- SUPPLIED MATERIAL -

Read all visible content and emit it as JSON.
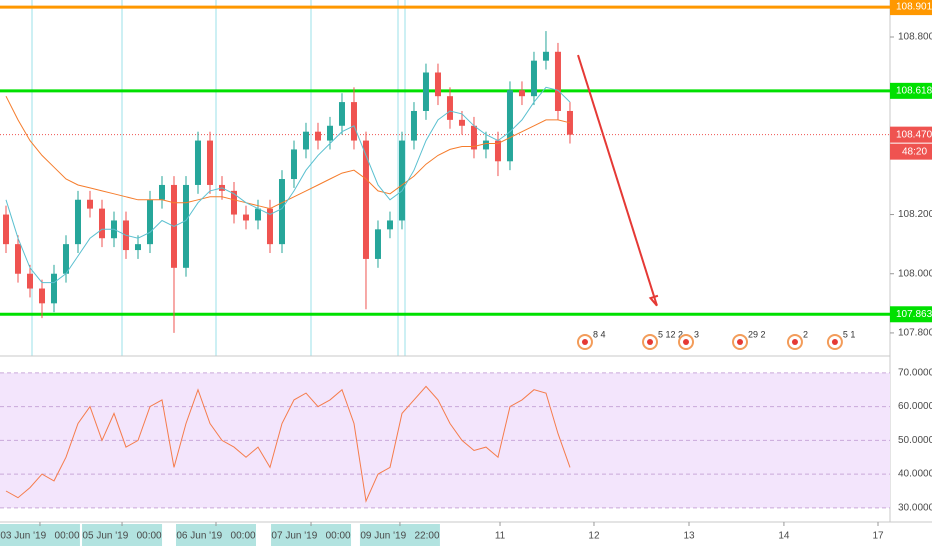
{
  "chart_data": {
    "type": "candlestick",
    "xlim": [
      -0.5,
      73.67
    ],
    "ylim": [
      107.722,
      108.925
    ],
    "yticks": [
      {
        "value": 107.8,
        "label": "107.800"
      },
      {
        "value": 108.0,
        "label": "108.000"
      },
      {
        "value": 108.2,
        "label": "108.200"
      },
      {
        "value": 108.8,
        "label": "108.800"
      }
    ],
    "xticks": [
      {
        "value": 2.83,
        "label": "03 Jun '19   00:00"
      },
      {
        "value": 9.67,
        "label": "05 Jun '19   00:00"
      },
      {
        "value": 17.5,
        "label": "06 Jun '19   00:00"
      },
      {
        "value": 25.42,
        "label": "07 Jun '19   00:00"
      },
      {
        "value": 32.83,
        "label": "09 Jun '19   22:00"
      },
      {
        "value": 41.17,
        "label": "11"
      },
      {
        "value": 49,
        "label": "12"
      },
      {
        "value": 56.92,
        "label": "13"
      },
      {
        "value": 64.83,
        "label": "14"
      },
      {
        "value": 72.67,
        "label": "17"
      }
    ],
    "up_color": "#26a69a",
    "down_color": "#ef5350",
    "open": [
      108.2,
      108.1,
      108.0,
      107.95,
      107.9,
      108.0,
      108.1,
      108.25,
      108.22,
      108.12,
      108.18,
      108.08,
      108.1,
      108.25,
      108.3,
      108.02,
      108.3,
      108.45,
      108.3,
      108.28,
      108.2,
      108.18,
      108.22,
      108.1,
      108.32,
      108.42,
      108.48,
      108.45,
      108.5,
      108.58,
      108.45,
      108.05,
      108.15,
      108.18,
      108.45,
      108.55,
      108.68,
      108.6,
      108.52,
      108.5,
      108.42,
      108.45,
      108.38,
      108.62,
      108.6,
      108.72,
      108.75,
      108.55
    ],
    "high": [
      108.23,
      108.13,
      108.03,
      107.98,
      108.03,
      108.13,
      108.28,
      108.28,
      108.25,
      108.21,
      108.21,
      108.13,
      108.28,
      108.33,
      108.33,
      108.33,
      108.48,
      108.48,
      108.33,
      108.31,
      108.23,
      108.25,
      108.25,
      108.35,
      108.45,
      108.51,
      108.51,
      108.53,
      108.61,
      108.63,
      108.48,
      108.18,
      108.21,
      108.48,
      108.58,
      108.71,
      108.71,
      108.63,
      108.55,
      108.53,
      108.48,
      108.48,
      108.65,
      108.65,
      108.75,
      108.82,
      108.78,
      108.58
    ],
    "low": [
      108.07,
      107.97,
      107.92,
      107.85,
      107.87,
      107.97,
      108.07,
      108.19,
      108.09,
      108.09,
      108.05,
      108.05,
      108.07,
      108.22,
      107.8,
      107.99,
      108.27,
      108.27,
      108.25,
      108.17,
      108.15,
      108.15,
      108.07,
      108.07,
      108.29,
      108.39,
      108.42,
      108.42,
      108.47,
      108.42,
      107.88,
      108.02,
      108.12,
      108.15,
      108.42,
      108.52,
      108.57,
      108.49,
      108.47,
      108.39,
      108.39,
      108.33,
      108.35,
      108.57,
      108.57,
      108.69,
      108.52,
      108.44
    ],
    "close": [
      108.1,
      108.0,
      107.95,
      107.9,
      108.0,
      108.1,
      108.25,
      108.22,
      108.12,
      108.18,
      108.08,
      108.1,
      108.25,
      108.3,
      108.02,
      108.3,
      108.45,
      108.3,
      108.28,
      108.2,
      108.18,
      108.22,
      108.1,
      108.32,
      108.42,
      108.48,
      108.45,
      108.5,
      108.58,
      108.45,
      108.05,
      108.15,
      108.18,
      108.45,
      108.55,
      108.68,
      108.6,
      108.52,
      108.5,
      108.42,
      108.45,
      108.38,
      108.62,
      108.6,
      108.72,
      108.75,
      108.55,
      108.47
    ],
    "series": [
      {
        "color": "#f57c2c",
        "values": [
          108.6,
          108.52,
          108.45,
          108.4,
          108.36,
          108.32,
          108.3,
          108.29,
          108.28,
          108.27,
          108.26,
          108.25,
          108.25,
          108.25,
          108.24,
          108.24,
          108.25,
          108.26,
          108.26,
          108.25,
          108.24,
          108.23,
          108.22,
          108.24,
          108.26,
          108.28,
          108.3,
          108.32,
          108.34,
          108.35,
          108.32,
          108.28,
          108.27,
          108.3,
          108.33,
          108.37,
          108.4,
          108.42,
          108.43,
          108.43,
          108.44,
          108.44,
          108.46,
          108.48,
          108.5,
          108.52,
          108.52,
          108.51
        ]
      },
      {
        "color": "#5bc0d0",
        "values": [
          108.25,
          108.12,
          108.02,
          107.97,
          107.97,
          108.0,
          108.06,
          108.12,
          108.15,
          108.15,
          108.13,
          108.12,
          108.14,
          108.18,
          108.16,
          108.18,
          108.24,
          108.28,
          108.29,
          108.27,
          108.24,
          108.22,
          108.2,
          108.22,
          108.28,
          108.35,
          108.4,
          108.44,
          108.48,
          108.5,
          108.4,
          108.3,
          108.25,
          108.28,
          108.35,
          108.45,
          108.52,
          108.55,
          108.54,
          108.5,
          108.47,
          108.45,
          108.48,
          108.52,
          108.58,
          108.63,
          108.62,
          108.58
        ]
      }
    ],
    "levels": [
      {
        "value": 108.901,
        "color": "#ff9800"
      },
      {
        "value": 108.618,
        "color": "#00e000"
      },
      {
        "value": 108.47,
        "label": "108.470",
        "color": "#ef5350",
        "dotted": true
      },
      {
        "value": 107.863,
        "color": "#00e000"
      }
    ],
    "countdown": "48:20",
    "arrow": {
      "from": [
        47.67,
        108.739
      ],
      "to": [
        54.25,
        107.892
      ],
      "color": "#e53935"
    },
    "events": [
      {
        "at": 48.25,
        "label": "8 4"
      },
      {
        "at": 53.67,
        "label": "5 12 2"
      },
      {
        "at": 56.67,
        "label": "3"
      },
      {
        "at": 61.17,
        "label": "29 2"
      },
      {
        "at": 65.75,
        "label": "2"
      },
      {
        "at": 69.08,
        "label": "5 1"
      }
    ],
    "rsi": {
      "color": "#f57c4c",
      "ylim": [
        26.4,
        74.7
      ],
      "band": [
        30,
        70
      ],
      "yticks": [
        {
          "value": 30,
          "label": "30.0000"
        },
        {
          "value": 40,
          "label": "40.0000"
        },
        {
          "value": 50,
          "label": "50.0000"
        },
        {
          "value": 60,
          "label": "60.0000"
        },
        {
          "value": 70,
          "label": "70.0000"
        }
      ],
      "values": [
        35,
        33,
        36,
        40,
        38,
        45,
        55,
        60,
        50,
        58,
        48,
        50,
        60,
        62,
        42,
        55,
        65,
        55,
        50,
        48,
        45,
        48,
        42,
        55,
        62,
        64,
        60,
        62,
        65,
        55,
        32,
        40,
        42,
        58,
        62,
        66,
        62,
        55,
        50,
        47,
        48,
        45,
        60,
        62,
        65,
        64,
        52,
        42
      ]
    }
  }
}
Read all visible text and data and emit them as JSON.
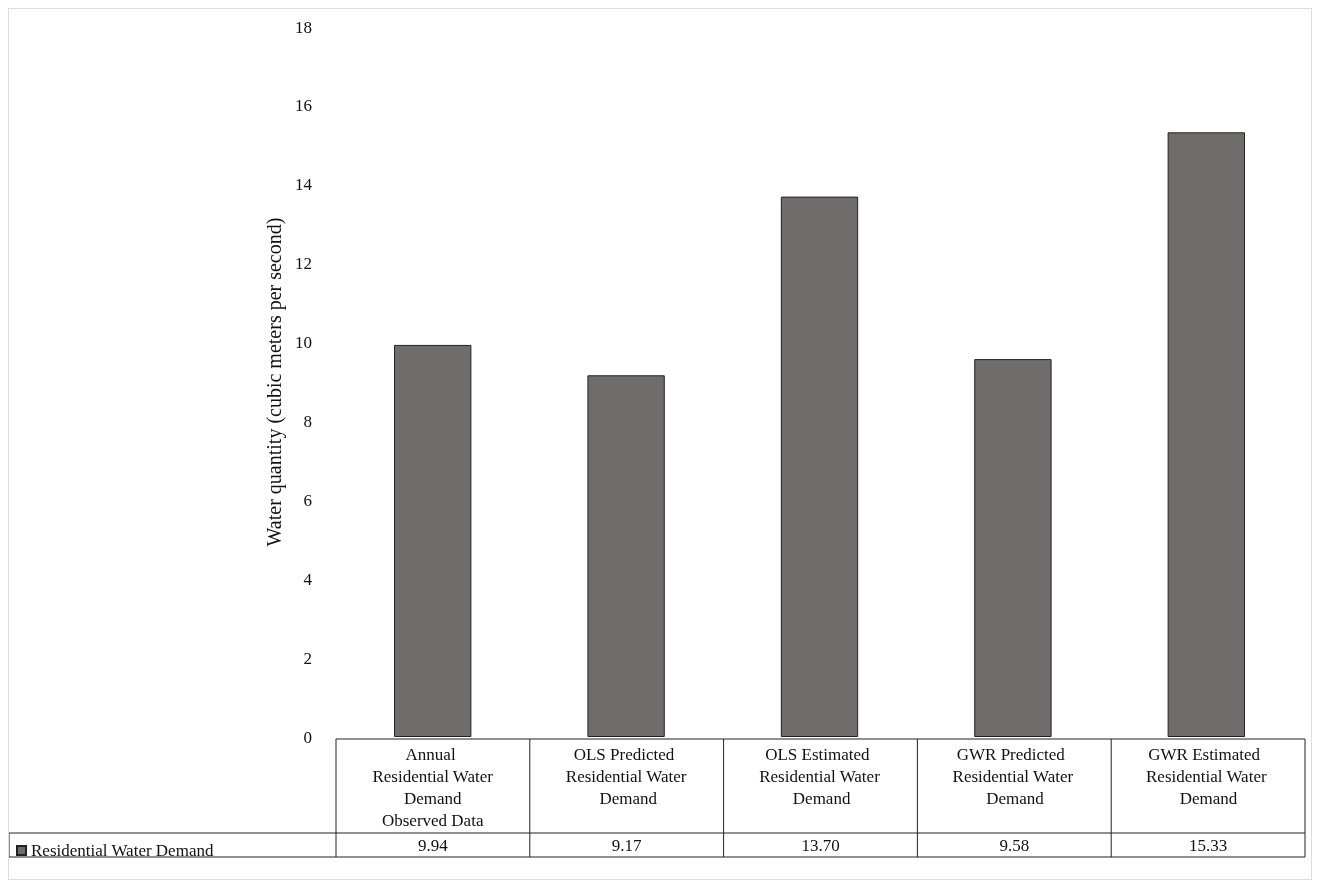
{
  "chart_data": {
    "type": "bar",
    "ylabel": "Water quantity (cubic meters per second)",
    "categories": [
      "Annual Residential Water Demand Observed Data",
      "OLS Predicted Residential Water Demand",
      "OLS Estimated Residential Water Demand",
      "GWR Predicted Residential Water Demand",
      "GWR Estimated Residential Water Demand"
    ],
    "series": [
      {
        "name": "Residential Water Demand",
        "color": "#716c6c",
        "values": [
          9.94,
          9.17,
          13.7,
          9.58,
          15.33
        ],
        "value_labels": [
          "9.94",
          "9.17",
          "13.70",
          "9.58",
          "15.33"
        ]
      }
    ],
    "ylim": [
      0,
      18
    ],
    "yticks": [
      0,
      2,
      4,
      6,
      8,
      10,
      12,
      14,
      16,
      18
    ],
    "grid": false,
    "legend": "bottom"
  }
}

- YOUR INSTRUCTIONS -
Find each line holding the string "Water" and copy it out.

- TASK RESULT -
    "ylabel": "Water quantity (cubic meters per second)",
      "Annual Residential Water Demand Observed Data",
      "OLS Predicted Residential Water Demand",
      "OLS Estimated Residential Water Demand",
      "GWR Predicted Residential Water Demand",
      "GWR Estimated Residential Water Demand"
        "name": "Residential Water Demand",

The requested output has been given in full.